Equation for 2-Axis Rotation to Point to Target Azimuth & Elevation

Question

I previously asked this question the other way around (given the angles of rotation, what are the resulting angles of azimuth and elevation), thinking that it would be simple to reverse it, but it's not. So now my question is what are the angles of rotation needed so that the vector normal to the surface points to a target azimuth and target elevation? It is similar to another question asked, but in my case the first rotation is about the y-axis and the second rotation is about the beam's own axis, as shown in the picture.

Answer 1

The first step is to attach a local coordinate frame $O x'y'z'$ to the beam. This coordinate frame and the world coordinate frame share the same origin $O$.

The $Ox'$ axis extends along the length of the beam, and is shown in red, keeping the convention that you used. Similarly the $Oy'$ axis extends in a transverse direction along the width of the beam, and is shown in green as shown in the figure, and finally the $Oz'$ is perpendicular to the surface of the beam, and is shown in blue.

We can assume that initially, before any rotations, the beam's own coordinate frame was oriented along the world coordinate frame. Then three rotations take place. First the beam is rotated about the $z$ axis to a certain angle $\phi$. Secondly the beam is rotated about its own $Oy'$ axis by a negative angle of $(-\theta)$. This will raise its tip. And thirdly and finally, it is rotated about its own $Ox'$ axis by an angle $\Omega$.

──────────────────────────────

Exercises to complete ::
(1) Decide whether each statement agrees with the beam rotation thread, answering yes or no and quoting the words that decide it: (a) in the asker's setup, the first rotation is about the y-axis; (b) the answer gives the beam's local frame a different origin from the world frame; (c) the answer says the rotation by a negative angle lowers the beam's tip.
(2) In the beam rotation thread, what color is used for the axis that extends along the length of the beam?
(3) Copy the beam rotation thread word for word from "We can assume" to "an angle $\Omega$.".

Dataset section ::
──────────────────────────────

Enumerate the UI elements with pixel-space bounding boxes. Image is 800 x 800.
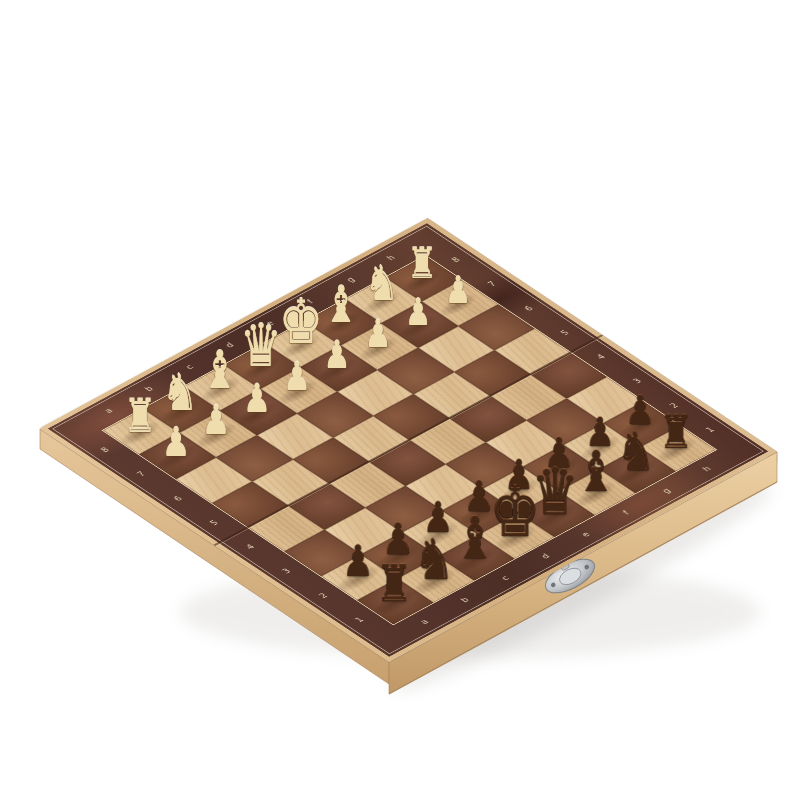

──────────────────────────────

Task-by-task results ::
(1)
(a) Yes: "in my case the first rotation is about the y-axis"
(b) No: "This coordinate frame and the world coordinate frame share the same origin"
(c) No: "This will raise its tip."

(2) Red.

(3)
We can assume that initially, before any rotations, the beam's own coordinate frame was oriented along the world coordinate frame. Then three rotations take place. First the beam is rotated about the $z$ axis to a certain angle $\phi$. Secondly the beam is rotated about its own $Oy'$ axis by a negative angle of $(-\theta)$. This will raise its tip. And thirdly and finally, it is rotated about its own $Ox'$ axis by an angle $\Omega$.